Element location data
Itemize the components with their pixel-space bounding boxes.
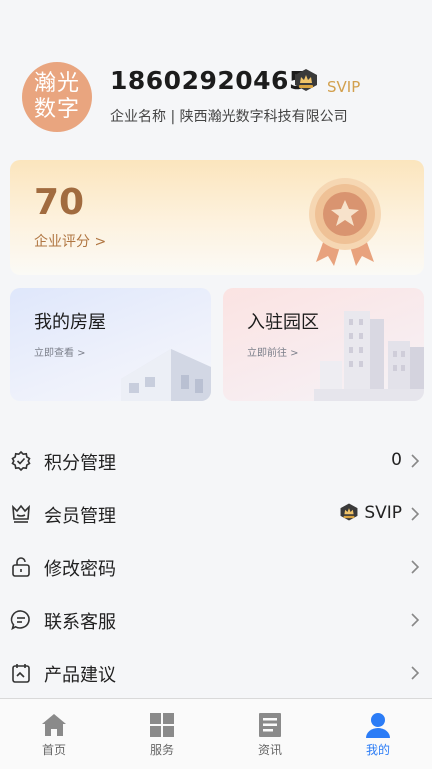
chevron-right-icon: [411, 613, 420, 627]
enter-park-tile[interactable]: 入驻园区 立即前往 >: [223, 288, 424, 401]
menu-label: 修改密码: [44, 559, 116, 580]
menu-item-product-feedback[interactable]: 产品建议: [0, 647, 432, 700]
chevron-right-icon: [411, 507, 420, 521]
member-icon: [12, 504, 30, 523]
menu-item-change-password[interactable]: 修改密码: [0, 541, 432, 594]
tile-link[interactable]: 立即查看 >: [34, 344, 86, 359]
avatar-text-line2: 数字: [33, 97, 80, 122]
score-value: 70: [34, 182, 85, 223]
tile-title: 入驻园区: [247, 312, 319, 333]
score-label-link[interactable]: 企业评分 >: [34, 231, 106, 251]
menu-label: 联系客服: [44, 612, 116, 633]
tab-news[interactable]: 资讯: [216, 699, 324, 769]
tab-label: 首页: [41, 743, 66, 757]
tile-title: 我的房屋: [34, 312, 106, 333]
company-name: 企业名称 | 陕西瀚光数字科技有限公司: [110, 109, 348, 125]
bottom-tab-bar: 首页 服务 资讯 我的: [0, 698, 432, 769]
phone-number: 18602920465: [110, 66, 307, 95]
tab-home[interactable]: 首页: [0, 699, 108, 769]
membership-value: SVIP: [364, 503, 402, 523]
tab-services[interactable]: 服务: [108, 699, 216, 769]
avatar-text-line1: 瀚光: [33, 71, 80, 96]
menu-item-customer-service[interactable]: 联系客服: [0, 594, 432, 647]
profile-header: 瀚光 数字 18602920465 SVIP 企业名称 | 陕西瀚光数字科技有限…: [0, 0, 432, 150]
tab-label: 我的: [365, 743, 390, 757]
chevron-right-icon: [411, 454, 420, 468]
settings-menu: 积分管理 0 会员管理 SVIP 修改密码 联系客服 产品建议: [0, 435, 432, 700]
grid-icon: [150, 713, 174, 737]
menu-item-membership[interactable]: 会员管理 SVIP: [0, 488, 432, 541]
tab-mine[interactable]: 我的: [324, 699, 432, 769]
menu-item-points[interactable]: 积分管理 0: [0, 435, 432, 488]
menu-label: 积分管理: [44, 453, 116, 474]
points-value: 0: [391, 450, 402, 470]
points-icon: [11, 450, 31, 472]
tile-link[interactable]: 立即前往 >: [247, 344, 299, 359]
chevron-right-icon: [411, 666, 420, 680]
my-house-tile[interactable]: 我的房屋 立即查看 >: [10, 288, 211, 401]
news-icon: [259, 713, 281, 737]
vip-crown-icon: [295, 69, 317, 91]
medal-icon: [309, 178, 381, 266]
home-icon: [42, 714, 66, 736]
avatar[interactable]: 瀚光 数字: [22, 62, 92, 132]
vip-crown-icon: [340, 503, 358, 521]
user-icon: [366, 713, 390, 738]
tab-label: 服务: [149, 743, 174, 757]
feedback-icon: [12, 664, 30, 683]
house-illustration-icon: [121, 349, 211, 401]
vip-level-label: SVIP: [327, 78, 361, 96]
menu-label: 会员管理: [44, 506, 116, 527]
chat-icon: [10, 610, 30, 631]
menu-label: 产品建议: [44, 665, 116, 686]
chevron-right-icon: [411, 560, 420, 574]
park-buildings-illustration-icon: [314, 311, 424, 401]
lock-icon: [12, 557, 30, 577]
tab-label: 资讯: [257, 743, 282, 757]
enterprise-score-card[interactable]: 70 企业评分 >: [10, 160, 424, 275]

...

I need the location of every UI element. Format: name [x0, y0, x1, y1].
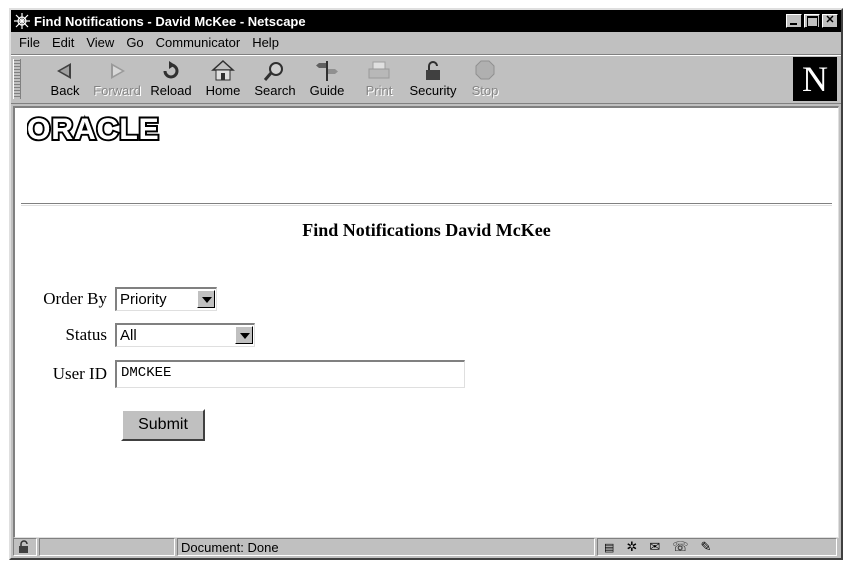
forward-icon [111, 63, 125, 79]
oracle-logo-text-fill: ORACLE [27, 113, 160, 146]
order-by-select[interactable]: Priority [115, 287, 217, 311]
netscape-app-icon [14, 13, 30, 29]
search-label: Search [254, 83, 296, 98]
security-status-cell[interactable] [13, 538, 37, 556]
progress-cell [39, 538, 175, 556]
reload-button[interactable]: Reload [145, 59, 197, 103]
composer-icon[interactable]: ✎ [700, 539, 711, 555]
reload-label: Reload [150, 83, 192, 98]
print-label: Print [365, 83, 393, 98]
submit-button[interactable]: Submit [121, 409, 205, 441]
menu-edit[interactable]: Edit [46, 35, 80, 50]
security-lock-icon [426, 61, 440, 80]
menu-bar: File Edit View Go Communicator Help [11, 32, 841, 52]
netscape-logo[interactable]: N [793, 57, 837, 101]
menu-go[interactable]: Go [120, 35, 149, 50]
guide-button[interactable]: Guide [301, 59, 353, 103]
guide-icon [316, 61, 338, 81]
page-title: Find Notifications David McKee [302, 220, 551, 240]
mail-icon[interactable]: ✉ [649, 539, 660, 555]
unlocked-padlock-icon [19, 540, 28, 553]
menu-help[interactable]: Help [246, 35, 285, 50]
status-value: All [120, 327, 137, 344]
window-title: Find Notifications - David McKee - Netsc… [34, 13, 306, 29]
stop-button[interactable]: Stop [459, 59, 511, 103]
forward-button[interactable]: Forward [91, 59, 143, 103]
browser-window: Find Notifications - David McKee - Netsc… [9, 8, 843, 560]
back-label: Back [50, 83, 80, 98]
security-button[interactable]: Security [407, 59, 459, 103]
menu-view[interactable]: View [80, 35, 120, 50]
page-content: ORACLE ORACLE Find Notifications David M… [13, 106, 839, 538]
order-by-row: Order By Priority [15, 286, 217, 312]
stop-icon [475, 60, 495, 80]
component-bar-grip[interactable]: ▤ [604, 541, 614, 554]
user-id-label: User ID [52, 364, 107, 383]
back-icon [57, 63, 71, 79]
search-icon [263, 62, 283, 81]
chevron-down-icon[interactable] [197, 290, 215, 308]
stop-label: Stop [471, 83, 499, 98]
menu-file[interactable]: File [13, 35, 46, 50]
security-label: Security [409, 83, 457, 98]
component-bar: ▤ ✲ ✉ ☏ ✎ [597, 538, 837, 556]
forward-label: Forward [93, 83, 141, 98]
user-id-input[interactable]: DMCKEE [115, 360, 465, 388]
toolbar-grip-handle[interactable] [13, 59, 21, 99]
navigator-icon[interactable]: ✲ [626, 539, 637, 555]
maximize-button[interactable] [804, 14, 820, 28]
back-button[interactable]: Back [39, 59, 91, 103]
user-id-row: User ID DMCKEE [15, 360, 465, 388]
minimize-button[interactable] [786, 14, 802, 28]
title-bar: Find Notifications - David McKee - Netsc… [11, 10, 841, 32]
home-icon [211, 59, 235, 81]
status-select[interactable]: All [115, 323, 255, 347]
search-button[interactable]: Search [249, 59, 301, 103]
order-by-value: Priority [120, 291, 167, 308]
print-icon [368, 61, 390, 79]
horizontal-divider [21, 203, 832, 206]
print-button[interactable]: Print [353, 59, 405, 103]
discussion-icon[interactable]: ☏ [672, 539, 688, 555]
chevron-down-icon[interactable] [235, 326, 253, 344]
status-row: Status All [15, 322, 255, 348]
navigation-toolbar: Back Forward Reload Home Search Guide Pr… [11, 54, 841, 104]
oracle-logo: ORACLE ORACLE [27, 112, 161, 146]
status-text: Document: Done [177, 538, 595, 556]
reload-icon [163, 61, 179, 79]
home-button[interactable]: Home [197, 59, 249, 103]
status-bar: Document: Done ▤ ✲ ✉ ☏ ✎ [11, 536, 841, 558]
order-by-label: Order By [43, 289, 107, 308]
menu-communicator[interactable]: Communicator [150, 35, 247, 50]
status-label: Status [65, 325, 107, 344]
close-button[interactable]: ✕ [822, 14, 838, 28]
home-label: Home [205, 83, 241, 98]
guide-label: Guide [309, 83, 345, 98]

(Aim) Could you output the stretch of the material from the line that contains "chevron-right-icon: [411, 613, 420, 627]" through the line that contains "member-icon: [12, 504, 30, 523]", repeating those lines exactly?

(Full solution)
chevron-right-icon: [411, 613, 420, 627]
enter-park-tile[interactable]: 入驻园区 立即前往 >: [223, 288, 424, 401]
menu-label: 修改密码: [44, 559, 116, 580]
menu-item-product-feedback[interactable]: 产品建议: [0, 647, 432, 700]
chevron-right-icon: [411, 507, 420, 521]
member-icon: [12, 504, 30, 523]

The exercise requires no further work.